As per the preoperative predictive factors, patients were divided according to a postoperative LBP VAS score of 25 mm. We adopted the VAS score of 25 mm, since the pain level less than that value is reported as acceptable pain for degenerative disorders [19]. In the univariate analysis, female sex, BMI, scoliosis, Modic type 1 change, pelvic tilt (≥30°), and preoperative VAS for LBP were identified as predictors of postoperative residual LBP. In the multiple logistic regression analyses, Modic type 1 change of endplate, preoperative VAS for LBP, and female sex remained predictors of postoperative residual LBP. No problem with multicollinearity was noted because all variance inflation factors are < 10. The Hosmer-Lemeshow test was performed for the suitability of the multiple logistic model, and no problems were observed.

Modic type 1 endplate disorder is a change in T1 low intensity and T2 high intensity, which reflects inflammatory findings [11], and its association with LBP has been reported [20]. LBP has been related to histological abnormalities, such as inflammatory cytokines and nerve ingrowth into the vertebral endplates [21, 22], and it is reasonable that decompression alone does not improve the pain. Preoperative VAS for LBP was also associated with residual LBP. In the present study, a model was created by converting the preoperative VAS for LBP into two values with a threshold of 70 mm derived by a simple logistic analysis to make it clinically useful. However, since the area under the receiver operating characteristic curve is 0.62, it should be determined whether or not this threshold is appropriate. Either way, indications for decompression surgery may need to be carefully considered for patients with severe preoperative low back pain. Female sex was also associated with residual LBP. In the postoperative clinical results of LSS, it has been reported that female sex has a negative effect on LBP, lower limb pain, and the Oswestry disability index [4, 23]. The results of this study were consistent with those of previous reports. However, the coexistence of osteoporosis or a decrease of the trunk muscle mass, which was not investigated in the present study, may affect the association between female sex and residual LBP [24, 25]. Moreover, it should be noted that women in the general population are more likely to have LBP [26, 27]. Therefore, we believe that the results of this study do not necessarily indicate the need to limit the indications of decompression surgery for women. On the other hand, the morphological abnormalities such as spondylolisthesis, spinal instability, and sagittal malalignment were not related to postoperative residual LBP in the present study. One factor that contributed to the conflicting results between the present study and previous reports may be that MEL was superior to conventional open decompression in preserving posterior tissues, such as paravertebral muscles and facet joints. This result suggests that there is no need to select fusion surgery just due to these abnormalities in imaging findings, and there are patients in whom satisfactory results can be obtained only by decompression surgery.
______
## TASK REQUIREMENTS:
**A.** Write out the part of the excerpt on residual low back pain after decompression surgery starting with "As per the preoperative" and going on through "problems were observed.".
**B.** Answer these questions from the excerpt on residual low back pain after decompression surgery:
(i) What postoperative VAS score for low back pain was used to divide the patients?
(ii) What threshold was used to convert the preoperative VAS for low back pain into two values?
(iii) Which morphological abnormalities were not related to postoperative residual low back pain in the present study?
**C.** Write the next part of the excerpt on residual low back pain after decompression surgery, picking up after its final sentence.
______
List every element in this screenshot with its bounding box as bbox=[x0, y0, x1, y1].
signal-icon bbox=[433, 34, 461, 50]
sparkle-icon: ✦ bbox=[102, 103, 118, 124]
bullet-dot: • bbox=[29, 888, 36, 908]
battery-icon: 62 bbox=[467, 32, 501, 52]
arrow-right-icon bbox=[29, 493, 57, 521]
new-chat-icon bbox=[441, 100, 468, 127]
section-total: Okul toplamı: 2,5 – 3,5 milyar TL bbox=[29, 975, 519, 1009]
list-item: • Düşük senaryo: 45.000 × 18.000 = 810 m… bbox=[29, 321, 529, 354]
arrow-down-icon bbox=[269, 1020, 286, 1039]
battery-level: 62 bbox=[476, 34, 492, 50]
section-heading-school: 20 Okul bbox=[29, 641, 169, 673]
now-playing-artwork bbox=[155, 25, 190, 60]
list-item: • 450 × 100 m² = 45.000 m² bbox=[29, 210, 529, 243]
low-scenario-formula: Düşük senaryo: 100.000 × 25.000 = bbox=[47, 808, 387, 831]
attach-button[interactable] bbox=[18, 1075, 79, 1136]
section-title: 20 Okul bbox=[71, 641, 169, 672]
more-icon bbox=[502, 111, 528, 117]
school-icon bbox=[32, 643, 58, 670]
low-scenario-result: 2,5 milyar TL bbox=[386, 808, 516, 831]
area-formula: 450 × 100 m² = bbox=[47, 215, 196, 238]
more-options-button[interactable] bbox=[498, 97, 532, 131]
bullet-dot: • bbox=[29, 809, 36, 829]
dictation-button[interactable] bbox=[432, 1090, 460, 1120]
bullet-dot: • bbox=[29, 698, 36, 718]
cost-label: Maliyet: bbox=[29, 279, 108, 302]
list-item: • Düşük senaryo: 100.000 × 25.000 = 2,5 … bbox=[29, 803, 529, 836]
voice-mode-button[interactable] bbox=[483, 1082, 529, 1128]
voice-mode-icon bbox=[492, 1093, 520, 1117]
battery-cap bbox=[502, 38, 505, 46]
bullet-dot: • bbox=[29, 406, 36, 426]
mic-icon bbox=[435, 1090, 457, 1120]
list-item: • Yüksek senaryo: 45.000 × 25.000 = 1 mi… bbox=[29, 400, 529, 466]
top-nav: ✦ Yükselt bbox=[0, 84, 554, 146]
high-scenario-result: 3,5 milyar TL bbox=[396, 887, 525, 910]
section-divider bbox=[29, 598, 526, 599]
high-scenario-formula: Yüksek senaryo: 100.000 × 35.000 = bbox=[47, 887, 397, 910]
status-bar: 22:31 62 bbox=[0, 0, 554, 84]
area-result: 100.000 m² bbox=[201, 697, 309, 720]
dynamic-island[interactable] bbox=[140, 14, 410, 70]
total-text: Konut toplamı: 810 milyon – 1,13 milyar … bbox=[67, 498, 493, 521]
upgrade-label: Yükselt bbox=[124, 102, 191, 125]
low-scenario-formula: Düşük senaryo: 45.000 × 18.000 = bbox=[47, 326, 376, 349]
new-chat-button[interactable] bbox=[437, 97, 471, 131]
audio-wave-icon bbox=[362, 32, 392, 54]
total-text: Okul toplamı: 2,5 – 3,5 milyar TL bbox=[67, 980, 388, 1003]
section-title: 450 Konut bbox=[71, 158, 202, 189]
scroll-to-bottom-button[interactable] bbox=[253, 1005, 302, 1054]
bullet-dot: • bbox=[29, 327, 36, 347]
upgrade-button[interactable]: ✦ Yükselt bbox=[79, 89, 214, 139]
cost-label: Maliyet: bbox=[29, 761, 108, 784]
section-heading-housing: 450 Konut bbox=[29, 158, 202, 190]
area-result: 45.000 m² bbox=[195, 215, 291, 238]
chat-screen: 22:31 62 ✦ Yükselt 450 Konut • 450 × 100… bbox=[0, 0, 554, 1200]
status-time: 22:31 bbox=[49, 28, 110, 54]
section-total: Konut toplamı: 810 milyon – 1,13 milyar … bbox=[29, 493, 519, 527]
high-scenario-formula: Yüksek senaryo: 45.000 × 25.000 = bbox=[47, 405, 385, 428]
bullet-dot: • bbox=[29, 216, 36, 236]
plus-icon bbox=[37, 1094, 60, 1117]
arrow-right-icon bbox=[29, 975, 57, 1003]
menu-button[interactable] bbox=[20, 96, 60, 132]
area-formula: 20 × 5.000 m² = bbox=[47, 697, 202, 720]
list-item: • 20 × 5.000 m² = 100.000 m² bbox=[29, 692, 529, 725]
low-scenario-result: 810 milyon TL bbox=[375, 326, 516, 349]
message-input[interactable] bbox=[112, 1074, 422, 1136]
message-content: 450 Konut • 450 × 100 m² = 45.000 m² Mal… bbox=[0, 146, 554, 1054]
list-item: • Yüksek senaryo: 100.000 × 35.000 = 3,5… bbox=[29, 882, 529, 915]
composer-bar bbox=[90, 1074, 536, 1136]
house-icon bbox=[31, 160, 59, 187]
______
## WRITTEN RESPONSES:
**A.**
As per the preoperative predictive factors, patients were divided according to a postoperative LBP VAS score of 25 mm. We adopted the VAS score of 25 mm, since the pain level less than that value is reported as acceptable pain for degenerative disorders [19]. In the univariate analysis, female sex, BMI, scoliosis, Modic type 1 change, pelvic tilt (≥30°), and preoperative VAS for LBP were identified as predictors of postoperative residual LBP. In the multiple logistic regression analyses, Modic type 1 change of endplate, preoperative VAS for LBP, and female sex remained predictors of postoperative residual LBP. No problem with multicollinearity was noted because all variance inflation factors are < 10. The Hosmer-Lemeshow test was performed for the suitability of the multiple logistic model, and no problems were observed.

**B.**
(i) 25 mm
(ii) 70 mm
(iii) Spondylolisthesis, spinal instability, and sagittal malalignment

**C.**
There are some limitations in this study. First, this is a retrospective cohort study with a small number of patients. Future prospective studies with a larger patient population are needed. Second, the follow-up period in this study was short. However, since it is intended for LBP, which can be affected by multiple factors, we believe that the evaluation of short-term postoperative results is appropriate for the purpose of clearly evaluating the improving effect of surgery. Third, there is a risk of selection bias, and there is no comparison with fusion surgery. However, this study includes a considerable number of patients with spondylolisthesis or spinal instability, and there have been multiple cases of LBP improvement with decompression surgery alone. These results may provide valuable information for patients undergoing surgery.

Conclusions

Microendoscopic decompression surgery for LSS has an ameliorating effect on LBP. Modic type 1 change of endplate, preoperative VAS for LBP, and female sex are predictors of postoperative residual LBP, which may be a useful index for surgical procedure selection. There is no need to select fusion surgery for these cases due to imaging abnormalities, such as spondylolisthesis, spinal instability, and sagittal malalignment.